_Exercise details_: Work out how many lines in the records include the word "potential", then answer with nothing but that number.

_Records shown_:
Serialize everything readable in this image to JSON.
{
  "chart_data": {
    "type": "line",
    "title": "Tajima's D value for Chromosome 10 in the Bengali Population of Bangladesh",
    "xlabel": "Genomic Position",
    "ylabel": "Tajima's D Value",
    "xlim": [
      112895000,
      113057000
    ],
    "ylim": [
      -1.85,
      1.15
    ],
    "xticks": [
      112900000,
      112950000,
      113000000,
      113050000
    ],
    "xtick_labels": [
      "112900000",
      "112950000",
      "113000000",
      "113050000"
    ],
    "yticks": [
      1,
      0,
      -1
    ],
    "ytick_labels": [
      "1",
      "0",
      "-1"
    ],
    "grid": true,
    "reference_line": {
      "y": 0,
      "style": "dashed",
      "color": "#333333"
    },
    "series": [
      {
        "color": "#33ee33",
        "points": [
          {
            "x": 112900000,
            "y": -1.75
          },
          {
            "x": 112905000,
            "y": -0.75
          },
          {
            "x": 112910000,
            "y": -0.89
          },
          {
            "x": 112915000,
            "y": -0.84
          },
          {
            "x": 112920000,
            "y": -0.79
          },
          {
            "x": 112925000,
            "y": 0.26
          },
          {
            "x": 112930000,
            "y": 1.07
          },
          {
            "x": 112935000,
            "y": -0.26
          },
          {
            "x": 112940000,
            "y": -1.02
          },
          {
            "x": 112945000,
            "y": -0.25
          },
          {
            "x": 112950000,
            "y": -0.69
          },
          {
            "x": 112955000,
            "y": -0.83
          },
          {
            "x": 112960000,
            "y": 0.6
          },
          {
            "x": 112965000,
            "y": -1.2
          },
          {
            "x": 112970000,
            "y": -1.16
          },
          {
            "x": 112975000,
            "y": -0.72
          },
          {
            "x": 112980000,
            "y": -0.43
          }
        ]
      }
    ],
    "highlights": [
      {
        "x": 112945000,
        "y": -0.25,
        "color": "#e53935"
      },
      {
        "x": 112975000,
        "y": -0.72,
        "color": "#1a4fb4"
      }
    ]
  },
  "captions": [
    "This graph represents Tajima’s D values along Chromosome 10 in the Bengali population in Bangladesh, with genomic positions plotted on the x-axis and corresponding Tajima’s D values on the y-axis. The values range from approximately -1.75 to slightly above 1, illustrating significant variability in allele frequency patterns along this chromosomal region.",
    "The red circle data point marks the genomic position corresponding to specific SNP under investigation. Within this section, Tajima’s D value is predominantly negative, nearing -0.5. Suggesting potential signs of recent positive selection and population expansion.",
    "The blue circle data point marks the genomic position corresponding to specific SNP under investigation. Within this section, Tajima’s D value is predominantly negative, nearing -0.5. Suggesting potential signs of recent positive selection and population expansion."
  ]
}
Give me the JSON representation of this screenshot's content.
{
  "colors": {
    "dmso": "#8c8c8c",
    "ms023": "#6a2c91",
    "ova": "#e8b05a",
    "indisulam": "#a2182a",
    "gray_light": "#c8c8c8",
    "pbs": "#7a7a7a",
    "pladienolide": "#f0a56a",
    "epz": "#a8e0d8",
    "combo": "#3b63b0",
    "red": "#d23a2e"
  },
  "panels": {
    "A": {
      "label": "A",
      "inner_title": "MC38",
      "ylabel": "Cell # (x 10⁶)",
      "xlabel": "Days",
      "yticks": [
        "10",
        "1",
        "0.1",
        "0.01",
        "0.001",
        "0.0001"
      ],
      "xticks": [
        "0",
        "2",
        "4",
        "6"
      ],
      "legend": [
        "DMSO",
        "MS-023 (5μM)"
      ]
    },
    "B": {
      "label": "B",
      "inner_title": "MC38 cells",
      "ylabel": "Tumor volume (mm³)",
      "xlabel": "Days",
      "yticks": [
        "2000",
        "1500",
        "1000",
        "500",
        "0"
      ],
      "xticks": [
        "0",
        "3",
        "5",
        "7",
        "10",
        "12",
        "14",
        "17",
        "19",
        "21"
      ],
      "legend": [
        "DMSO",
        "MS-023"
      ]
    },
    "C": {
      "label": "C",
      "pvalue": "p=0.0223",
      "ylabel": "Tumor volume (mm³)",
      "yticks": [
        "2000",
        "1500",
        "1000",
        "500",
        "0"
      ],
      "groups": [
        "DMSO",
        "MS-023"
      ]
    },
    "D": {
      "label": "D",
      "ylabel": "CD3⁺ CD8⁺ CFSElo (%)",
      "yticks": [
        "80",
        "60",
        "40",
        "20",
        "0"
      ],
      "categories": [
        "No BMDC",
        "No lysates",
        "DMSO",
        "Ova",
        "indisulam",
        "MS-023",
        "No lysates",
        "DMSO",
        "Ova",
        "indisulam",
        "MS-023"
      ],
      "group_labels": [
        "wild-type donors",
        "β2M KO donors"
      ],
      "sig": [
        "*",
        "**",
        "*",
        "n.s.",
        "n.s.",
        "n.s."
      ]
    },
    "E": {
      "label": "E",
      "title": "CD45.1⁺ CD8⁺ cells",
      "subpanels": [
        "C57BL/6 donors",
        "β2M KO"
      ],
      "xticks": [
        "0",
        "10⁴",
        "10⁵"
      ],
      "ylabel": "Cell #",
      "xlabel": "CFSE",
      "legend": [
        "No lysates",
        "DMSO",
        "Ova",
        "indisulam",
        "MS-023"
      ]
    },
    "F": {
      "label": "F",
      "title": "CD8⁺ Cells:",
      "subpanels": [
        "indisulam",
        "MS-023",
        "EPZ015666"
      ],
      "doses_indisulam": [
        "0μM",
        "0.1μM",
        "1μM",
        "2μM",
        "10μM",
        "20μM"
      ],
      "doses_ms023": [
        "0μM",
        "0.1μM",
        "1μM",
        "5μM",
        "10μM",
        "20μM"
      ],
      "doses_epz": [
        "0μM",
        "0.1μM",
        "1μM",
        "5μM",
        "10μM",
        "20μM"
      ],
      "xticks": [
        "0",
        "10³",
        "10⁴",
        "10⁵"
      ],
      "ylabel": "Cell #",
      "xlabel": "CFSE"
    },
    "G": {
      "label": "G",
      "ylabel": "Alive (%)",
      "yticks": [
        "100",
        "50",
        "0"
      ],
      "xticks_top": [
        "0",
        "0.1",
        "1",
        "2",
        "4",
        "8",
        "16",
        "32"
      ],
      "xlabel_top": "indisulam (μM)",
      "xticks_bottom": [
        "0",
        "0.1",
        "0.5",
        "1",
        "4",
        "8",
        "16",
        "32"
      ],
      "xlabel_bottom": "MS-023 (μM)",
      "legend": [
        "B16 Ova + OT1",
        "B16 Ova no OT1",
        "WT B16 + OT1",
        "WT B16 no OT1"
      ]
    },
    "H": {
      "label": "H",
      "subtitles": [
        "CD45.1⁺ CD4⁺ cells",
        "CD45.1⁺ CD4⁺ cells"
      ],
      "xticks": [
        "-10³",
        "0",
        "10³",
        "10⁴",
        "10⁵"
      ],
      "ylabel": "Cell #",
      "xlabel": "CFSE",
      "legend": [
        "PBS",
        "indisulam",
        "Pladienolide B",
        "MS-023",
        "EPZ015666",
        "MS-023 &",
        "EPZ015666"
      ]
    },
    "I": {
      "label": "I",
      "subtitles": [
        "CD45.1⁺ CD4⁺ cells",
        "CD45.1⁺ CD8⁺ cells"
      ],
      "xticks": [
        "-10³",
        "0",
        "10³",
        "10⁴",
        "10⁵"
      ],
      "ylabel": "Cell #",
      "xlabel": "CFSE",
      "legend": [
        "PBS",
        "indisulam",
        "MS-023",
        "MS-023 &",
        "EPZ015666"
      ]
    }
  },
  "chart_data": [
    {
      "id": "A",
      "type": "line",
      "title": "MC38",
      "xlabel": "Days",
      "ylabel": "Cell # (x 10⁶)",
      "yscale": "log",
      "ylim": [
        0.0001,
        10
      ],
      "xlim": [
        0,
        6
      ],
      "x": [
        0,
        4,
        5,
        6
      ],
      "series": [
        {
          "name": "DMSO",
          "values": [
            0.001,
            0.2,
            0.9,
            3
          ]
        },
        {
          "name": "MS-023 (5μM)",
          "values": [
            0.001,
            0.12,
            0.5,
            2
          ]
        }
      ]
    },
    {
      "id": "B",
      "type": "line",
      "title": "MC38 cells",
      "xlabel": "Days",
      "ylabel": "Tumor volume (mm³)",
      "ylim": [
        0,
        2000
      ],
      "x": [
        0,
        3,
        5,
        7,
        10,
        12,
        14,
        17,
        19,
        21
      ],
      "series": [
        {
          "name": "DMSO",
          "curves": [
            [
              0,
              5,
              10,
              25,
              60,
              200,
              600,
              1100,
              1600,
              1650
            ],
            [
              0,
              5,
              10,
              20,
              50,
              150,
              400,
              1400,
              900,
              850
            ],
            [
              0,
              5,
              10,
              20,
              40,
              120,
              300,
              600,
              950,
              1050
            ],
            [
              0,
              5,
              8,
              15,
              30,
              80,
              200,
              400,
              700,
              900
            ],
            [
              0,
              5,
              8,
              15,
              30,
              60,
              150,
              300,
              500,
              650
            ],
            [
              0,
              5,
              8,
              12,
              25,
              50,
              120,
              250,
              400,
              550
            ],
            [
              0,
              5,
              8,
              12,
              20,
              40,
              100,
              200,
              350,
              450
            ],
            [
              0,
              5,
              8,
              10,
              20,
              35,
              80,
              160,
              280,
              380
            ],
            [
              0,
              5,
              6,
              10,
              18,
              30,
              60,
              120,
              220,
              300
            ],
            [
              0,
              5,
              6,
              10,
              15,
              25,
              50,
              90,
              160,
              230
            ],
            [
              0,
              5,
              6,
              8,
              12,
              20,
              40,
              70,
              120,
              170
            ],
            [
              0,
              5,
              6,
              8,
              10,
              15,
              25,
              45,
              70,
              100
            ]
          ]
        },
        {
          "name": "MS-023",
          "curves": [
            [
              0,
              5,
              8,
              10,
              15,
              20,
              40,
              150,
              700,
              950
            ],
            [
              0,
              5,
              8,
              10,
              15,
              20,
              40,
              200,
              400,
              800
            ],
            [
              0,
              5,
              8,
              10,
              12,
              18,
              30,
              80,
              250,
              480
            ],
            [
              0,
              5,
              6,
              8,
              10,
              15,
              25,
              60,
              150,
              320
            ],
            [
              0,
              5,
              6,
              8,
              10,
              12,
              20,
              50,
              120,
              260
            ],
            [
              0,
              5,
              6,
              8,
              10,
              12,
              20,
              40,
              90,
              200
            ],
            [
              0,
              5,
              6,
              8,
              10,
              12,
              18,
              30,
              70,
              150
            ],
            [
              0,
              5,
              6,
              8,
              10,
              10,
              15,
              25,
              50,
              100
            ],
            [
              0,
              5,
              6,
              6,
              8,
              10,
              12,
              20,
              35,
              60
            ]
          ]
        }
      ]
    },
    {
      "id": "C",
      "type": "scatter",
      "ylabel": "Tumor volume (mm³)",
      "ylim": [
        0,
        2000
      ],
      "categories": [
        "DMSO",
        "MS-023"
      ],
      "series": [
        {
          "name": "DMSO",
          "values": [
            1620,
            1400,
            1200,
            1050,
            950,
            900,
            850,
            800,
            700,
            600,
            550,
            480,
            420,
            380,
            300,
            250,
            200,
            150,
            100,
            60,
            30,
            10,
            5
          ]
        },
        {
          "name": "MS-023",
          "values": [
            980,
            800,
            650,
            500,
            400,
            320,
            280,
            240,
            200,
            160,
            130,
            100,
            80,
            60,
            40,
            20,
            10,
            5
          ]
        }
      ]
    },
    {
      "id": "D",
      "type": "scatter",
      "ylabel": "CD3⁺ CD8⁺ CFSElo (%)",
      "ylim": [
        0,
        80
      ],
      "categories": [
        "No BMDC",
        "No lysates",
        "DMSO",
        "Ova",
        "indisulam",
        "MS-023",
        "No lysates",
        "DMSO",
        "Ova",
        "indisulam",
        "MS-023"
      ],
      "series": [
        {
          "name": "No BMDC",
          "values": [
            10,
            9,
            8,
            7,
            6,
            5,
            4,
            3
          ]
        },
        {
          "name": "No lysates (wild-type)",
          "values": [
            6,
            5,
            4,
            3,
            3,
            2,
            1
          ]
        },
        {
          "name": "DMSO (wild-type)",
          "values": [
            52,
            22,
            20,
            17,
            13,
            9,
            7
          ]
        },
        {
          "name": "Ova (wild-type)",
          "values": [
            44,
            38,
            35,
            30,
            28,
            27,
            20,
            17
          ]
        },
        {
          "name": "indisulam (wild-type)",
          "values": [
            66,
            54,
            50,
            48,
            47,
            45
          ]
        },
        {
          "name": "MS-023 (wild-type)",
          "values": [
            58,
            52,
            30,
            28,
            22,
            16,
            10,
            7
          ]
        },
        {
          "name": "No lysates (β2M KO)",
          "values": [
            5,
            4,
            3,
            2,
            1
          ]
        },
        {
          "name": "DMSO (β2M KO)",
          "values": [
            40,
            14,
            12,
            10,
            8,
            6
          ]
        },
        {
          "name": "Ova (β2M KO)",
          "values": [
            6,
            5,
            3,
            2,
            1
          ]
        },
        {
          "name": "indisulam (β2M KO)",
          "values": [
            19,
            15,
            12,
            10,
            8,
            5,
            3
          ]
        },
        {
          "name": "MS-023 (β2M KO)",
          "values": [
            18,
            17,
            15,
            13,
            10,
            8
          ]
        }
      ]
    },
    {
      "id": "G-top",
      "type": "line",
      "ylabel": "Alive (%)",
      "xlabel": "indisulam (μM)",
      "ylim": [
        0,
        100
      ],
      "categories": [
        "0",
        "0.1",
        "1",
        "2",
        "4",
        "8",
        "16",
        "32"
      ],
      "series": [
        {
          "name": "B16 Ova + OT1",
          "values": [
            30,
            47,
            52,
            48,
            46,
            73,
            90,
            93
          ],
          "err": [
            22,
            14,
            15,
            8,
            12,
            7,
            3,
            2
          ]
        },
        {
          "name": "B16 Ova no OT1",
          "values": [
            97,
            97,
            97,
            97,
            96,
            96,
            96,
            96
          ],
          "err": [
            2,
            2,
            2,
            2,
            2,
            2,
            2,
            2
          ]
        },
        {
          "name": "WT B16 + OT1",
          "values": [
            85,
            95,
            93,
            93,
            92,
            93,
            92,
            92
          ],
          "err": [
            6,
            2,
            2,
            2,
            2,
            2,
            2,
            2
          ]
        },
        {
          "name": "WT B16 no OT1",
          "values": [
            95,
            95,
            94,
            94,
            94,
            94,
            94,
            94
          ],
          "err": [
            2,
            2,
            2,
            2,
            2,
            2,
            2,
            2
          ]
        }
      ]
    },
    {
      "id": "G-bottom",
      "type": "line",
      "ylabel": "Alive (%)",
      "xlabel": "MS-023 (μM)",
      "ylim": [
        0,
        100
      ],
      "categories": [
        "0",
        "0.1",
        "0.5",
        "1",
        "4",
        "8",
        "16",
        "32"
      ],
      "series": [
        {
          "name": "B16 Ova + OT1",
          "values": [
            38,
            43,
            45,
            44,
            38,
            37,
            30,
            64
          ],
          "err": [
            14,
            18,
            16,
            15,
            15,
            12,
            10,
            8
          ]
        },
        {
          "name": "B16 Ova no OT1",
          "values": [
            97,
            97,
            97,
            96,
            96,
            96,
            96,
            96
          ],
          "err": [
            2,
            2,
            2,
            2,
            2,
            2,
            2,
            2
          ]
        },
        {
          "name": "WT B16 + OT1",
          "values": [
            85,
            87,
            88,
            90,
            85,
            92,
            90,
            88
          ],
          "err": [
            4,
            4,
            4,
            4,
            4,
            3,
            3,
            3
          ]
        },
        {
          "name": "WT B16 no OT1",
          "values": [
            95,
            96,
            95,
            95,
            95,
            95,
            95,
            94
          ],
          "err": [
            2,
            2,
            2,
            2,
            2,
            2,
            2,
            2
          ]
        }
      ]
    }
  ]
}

_Result_: 2